** BEGIN **

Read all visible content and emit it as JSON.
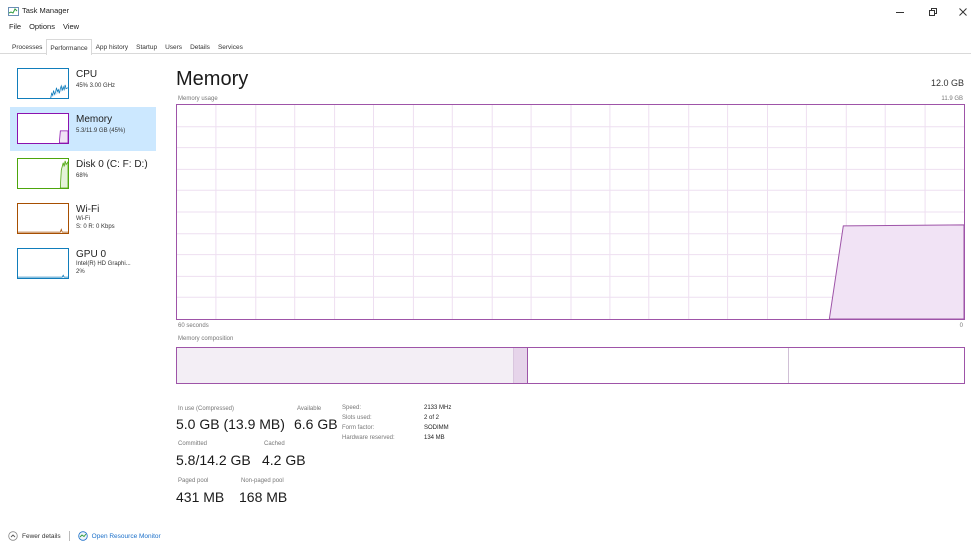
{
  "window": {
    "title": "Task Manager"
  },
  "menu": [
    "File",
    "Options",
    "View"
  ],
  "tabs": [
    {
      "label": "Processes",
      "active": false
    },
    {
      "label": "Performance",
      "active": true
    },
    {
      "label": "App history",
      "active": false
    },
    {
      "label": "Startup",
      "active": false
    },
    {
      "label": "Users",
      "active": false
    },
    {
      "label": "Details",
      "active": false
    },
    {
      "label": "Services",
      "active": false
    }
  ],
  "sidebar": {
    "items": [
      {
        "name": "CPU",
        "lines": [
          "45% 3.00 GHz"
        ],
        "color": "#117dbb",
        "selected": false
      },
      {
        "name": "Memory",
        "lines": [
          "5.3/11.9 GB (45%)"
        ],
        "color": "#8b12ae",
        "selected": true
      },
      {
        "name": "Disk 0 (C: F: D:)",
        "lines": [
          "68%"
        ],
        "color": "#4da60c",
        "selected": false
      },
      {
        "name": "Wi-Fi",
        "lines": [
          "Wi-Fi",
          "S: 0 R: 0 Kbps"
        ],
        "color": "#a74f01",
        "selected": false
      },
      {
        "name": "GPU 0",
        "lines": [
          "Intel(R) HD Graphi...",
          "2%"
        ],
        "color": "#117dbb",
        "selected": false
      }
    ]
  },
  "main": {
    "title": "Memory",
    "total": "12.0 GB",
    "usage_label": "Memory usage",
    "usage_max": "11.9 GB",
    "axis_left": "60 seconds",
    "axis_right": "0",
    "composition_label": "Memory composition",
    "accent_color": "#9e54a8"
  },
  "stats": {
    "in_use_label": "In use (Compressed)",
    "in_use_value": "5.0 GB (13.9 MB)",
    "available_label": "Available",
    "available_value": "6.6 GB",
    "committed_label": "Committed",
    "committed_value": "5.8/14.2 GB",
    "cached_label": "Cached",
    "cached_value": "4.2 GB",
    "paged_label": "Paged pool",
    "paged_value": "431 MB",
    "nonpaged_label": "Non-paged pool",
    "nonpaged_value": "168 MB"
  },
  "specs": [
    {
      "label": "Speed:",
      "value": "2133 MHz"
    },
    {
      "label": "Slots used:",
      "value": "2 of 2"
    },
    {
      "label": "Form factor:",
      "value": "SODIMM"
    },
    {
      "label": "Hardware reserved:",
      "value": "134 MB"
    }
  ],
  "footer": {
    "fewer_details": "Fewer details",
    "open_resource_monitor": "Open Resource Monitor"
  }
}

** END **
** BEGIN **

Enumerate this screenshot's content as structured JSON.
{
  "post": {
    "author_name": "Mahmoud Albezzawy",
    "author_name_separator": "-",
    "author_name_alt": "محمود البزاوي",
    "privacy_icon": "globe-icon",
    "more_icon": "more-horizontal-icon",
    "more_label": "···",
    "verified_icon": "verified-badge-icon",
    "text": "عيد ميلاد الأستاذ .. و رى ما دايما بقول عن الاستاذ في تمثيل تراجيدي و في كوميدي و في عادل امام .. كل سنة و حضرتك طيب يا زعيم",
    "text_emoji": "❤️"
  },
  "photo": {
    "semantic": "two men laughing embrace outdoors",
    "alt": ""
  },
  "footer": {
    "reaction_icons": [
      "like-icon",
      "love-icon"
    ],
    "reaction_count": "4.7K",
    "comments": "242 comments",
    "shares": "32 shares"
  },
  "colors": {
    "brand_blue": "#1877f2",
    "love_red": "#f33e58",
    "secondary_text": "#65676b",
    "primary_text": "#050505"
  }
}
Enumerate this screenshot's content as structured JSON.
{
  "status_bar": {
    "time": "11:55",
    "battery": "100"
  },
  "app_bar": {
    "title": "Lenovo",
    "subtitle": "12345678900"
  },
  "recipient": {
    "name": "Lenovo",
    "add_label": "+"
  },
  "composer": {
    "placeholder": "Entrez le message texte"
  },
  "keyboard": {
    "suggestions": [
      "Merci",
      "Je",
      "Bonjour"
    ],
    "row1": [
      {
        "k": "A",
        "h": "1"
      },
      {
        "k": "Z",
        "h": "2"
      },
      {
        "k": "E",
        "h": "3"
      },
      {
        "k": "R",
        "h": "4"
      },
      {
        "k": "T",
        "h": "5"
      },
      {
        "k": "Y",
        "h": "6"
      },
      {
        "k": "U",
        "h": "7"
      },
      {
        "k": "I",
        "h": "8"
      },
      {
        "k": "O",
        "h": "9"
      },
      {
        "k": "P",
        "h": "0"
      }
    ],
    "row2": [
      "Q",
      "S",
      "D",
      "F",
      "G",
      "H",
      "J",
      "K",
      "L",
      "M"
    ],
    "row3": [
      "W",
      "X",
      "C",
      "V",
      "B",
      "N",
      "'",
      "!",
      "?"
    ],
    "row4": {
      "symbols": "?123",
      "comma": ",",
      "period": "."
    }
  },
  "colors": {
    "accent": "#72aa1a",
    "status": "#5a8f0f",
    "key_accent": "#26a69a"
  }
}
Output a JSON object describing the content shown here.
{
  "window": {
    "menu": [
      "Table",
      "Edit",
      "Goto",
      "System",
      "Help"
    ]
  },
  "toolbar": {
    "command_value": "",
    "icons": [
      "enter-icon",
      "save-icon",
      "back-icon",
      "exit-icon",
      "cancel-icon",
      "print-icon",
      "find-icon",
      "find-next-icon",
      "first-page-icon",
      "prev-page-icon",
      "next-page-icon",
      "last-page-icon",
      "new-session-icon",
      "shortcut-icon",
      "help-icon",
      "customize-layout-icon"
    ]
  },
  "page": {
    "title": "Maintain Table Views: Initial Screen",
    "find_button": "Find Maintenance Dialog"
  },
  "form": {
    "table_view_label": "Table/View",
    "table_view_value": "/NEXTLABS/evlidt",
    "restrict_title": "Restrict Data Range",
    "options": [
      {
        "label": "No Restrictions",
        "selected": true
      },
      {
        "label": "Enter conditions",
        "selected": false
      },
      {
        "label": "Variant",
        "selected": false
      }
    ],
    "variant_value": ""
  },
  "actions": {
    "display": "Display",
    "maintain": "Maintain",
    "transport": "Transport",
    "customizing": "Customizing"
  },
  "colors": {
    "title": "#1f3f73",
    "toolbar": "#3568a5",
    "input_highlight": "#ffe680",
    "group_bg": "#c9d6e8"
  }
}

** END **
** BEGIN **

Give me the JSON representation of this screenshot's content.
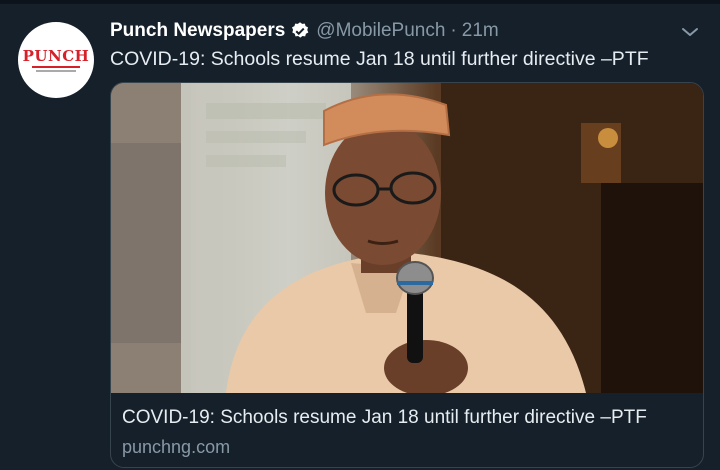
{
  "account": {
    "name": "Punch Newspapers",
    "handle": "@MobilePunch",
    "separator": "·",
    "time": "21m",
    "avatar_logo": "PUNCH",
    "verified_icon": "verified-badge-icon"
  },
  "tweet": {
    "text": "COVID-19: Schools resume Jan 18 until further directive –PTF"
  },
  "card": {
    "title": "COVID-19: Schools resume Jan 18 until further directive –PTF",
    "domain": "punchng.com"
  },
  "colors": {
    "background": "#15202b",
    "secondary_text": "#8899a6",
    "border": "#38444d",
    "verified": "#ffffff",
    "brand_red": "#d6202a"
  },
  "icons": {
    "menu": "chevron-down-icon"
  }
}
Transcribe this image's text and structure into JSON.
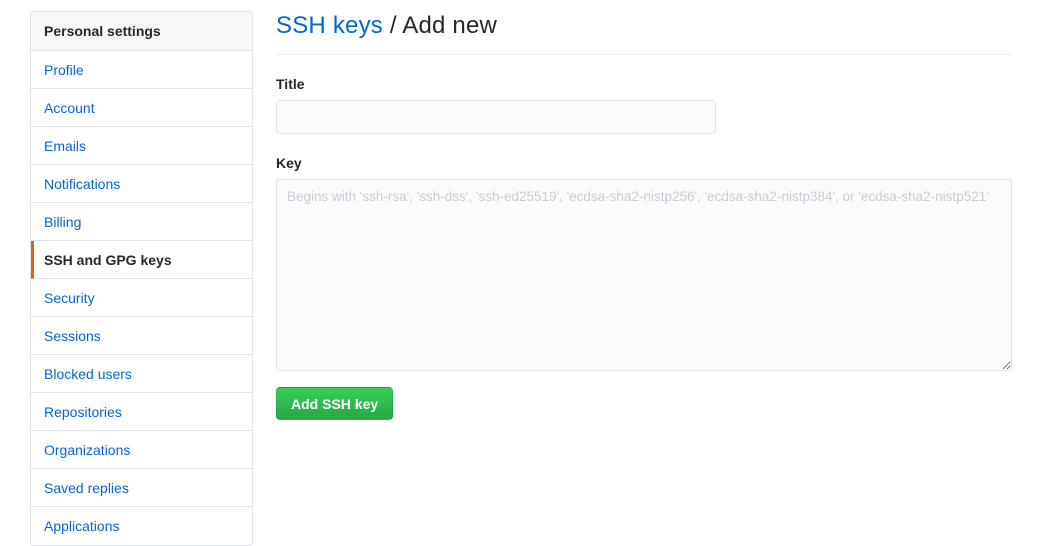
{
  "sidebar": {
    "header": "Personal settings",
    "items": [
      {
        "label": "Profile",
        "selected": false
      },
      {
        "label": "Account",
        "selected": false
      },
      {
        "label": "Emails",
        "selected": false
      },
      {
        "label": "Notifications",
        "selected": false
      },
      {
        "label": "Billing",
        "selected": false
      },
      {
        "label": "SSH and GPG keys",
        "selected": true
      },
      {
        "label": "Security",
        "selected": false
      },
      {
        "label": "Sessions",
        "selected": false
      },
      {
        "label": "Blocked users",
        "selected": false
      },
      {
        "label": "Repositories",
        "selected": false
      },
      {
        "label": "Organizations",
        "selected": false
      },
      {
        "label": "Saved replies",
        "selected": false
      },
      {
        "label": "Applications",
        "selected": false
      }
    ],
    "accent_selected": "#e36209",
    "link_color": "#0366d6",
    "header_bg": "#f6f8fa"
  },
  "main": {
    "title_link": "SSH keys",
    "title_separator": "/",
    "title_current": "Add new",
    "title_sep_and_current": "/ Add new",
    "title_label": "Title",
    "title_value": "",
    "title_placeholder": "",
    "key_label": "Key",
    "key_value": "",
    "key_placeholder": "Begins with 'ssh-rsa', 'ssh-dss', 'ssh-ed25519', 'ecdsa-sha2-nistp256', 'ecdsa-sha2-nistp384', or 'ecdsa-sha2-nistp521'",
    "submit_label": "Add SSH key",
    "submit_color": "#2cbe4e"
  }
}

** END **

**TASK REQUIREMENTS:**
Tally up how many lines in the preceding listing contain the word "badge". Give nothing but the number.

**SOLUTION FOR THIS EXERCISE:**
2